A run of rows »

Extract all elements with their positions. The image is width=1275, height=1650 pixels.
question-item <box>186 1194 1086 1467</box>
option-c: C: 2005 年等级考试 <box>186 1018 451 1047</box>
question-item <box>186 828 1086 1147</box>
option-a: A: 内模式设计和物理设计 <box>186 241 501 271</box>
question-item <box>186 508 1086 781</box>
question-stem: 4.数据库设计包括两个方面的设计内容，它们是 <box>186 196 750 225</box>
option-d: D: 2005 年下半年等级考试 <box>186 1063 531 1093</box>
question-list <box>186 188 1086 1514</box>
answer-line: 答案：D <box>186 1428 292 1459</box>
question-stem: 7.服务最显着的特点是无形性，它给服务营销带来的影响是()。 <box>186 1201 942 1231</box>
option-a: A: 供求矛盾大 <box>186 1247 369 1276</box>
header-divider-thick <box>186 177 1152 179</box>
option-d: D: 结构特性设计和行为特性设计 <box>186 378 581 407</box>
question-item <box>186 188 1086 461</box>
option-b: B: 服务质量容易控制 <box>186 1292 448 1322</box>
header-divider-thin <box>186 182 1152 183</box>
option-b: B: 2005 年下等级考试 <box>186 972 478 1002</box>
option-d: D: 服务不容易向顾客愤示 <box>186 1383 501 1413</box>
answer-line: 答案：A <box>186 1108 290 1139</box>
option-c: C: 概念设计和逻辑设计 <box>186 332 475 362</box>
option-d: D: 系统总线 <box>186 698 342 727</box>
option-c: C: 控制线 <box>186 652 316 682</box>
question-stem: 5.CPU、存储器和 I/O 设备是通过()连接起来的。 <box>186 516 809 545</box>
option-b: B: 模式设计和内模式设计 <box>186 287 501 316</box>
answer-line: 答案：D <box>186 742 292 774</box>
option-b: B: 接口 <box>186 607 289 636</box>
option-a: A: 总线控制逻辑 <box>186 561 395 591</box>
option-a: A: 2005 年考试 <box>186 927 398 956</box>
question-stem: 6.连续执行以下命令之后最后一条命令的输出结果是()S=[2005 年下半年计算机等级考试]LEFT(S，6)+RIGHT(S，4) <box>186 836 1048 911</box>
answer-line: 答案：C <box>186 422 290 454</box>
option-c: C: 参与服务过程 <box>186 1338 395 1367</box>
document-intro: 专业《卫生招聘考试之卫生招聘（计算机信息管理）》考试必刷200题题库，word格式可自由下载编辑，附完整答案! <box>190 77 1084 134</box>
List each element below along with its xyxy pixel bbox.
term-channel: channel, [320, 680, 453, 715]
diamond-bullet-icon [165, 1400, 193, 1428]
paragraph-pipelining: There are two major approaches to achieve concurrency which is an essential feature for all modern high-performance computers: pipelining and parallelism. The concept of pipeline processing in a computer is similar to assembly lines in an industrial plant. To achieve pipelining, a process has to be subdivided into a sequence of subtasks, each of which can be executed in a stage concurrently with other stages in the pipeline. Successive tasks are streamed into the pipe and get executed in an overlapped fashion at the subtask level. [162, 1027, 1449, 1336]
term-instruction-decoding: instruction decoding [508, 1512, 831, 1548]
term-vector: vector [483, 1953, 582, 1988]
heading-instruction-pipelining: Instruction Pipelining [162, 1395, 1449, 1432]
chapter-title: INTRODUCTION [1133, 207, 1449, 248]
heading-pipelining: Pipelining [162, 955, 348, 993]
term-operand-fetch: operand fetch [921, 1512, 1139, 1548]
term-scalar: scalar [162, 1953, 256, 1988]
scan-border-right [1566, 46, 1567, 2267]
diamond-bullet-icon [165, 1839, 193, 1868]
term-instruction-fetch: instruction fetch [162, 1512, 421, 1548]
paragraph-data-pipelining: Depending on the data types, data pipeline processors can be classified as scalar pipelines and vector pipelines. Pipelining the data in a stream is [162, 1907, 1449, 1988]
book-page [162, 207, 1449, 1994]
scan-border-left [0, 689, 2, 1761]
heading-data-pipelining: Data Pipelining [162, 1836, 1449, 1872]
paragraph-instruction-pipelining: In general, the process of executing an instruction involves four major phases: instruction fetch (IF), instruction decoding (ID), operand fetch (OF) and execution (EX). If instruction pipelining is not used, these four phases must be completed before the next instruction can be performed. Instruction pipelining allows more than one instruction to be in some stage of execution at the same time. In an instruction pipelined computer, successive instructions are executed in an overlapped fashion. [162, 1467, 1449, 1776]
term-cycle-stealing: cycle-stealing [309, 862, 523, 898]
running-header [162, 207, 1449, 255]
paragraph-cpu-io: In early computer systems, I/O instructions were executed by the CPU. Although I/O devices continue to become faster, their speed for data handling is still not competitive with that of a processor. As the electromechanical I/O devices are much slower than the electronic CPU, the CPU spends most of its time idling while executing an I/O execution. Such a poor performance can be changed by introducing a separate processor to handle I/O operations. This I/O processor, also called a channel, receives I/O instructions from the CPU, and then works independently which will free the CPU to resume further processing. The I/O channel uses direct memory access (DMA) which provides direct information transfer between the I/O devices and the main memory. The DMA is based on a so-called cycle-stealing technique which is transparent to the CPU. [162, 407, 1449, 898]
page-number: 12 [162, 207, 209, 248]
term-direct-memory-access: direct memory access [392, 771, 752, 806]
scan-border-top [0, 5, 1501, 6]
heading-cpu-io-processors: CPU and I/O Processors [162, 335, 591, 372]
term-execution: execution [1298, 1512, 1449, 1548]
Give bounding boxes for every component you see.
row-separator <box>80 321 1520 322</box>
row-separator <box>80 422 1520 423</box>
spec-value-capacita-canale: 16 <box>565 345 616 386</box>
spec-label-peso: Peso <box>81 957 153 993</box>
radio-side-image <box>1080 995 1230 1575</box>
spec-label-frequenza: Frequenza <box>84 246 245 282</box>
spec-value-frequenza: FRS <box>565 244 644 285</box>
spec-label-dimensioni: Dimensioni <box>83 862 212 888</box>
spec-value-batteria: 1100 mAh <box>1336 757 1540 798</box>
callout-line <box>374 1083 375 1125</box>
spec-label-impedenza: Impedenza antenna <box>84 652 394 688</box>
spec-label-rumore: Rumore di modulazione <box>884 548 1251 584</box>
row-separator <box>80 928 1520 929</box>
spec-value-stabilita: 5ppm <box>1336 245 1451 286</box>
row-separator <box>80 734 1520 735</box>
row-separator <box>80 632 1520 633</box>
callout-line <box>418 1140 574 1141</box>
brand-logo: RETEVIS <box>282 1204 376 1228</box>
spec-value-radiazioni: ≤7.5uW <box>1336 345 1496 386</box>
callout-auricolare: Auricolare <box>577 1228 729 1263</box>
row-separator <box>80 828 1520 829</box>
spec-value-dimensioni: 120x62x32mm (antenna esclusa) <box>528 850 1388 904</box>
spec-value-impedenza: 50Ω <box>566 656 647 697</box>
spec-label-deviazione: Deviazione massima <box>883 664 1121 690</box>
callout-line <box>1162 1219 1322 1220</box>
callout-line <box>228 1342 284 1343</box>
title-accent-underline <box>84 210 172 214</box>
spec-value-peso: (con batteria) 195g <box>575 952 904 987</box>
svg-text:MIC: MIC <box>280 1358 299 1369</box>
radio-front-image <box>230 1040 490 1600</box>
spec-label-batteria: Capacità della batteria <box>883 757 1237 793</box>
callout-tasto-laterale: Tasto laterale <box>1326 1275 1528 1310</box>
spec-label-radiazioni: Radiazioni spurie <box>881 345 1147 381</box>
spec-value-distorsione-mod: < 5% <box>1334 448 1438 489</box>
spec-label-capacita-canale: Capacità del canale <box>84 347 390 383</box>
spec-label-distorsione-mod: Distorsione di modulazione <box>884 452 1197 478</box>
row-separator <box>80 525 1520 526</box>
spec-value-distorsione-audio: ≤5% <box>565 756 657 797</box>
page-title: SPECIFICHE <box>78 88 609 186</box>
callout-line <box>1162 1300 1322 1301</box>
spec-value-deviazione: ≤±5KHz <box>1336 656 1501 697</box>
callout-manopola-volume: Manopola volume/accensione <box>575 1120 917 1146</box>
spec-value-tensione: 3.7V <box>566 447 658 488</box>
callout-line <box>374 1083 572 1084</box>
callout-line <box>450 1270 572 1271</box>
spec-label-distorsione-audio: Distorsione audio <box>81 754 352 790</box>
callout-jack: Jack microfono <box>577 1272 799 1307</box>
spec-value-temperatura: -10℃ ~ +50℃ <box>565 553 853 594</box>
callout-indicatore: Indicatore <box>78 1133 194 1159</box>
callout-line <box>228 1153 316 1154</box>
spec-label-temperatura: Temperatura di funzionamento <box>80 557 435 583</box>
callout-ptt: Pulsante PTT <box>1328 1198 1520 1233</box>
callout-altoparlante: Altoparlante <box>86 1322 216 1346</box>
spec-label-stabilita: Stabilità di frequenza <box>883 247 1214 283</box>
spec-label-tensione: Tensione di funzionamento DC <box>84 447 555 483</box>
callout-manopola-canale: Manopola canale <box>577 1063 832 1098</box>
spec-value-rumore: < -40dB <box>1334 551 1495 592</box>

WRITTEN EXERCISE »
Update the rows from the first one up to and including the line with "question-item <box>186 508 1086 781</box>", swapping "positions" for "coordinates" and leaving everything else untouched.

COMPLETE ANSWER »
Extract all elements with their coordinates. The image is width=1275, height=1650 pixels.
question-item <box>186 1194 1086 1467</box>
option-c: C: 2005 年等级考试 <box>186 1018 451 1047</box>
question-item <box>186 828 1086 1147</box>
option-a: A: 内模式设计和物理设计 <box>186 241 501 271</box>
question-item <box>186 508 1086 781</box>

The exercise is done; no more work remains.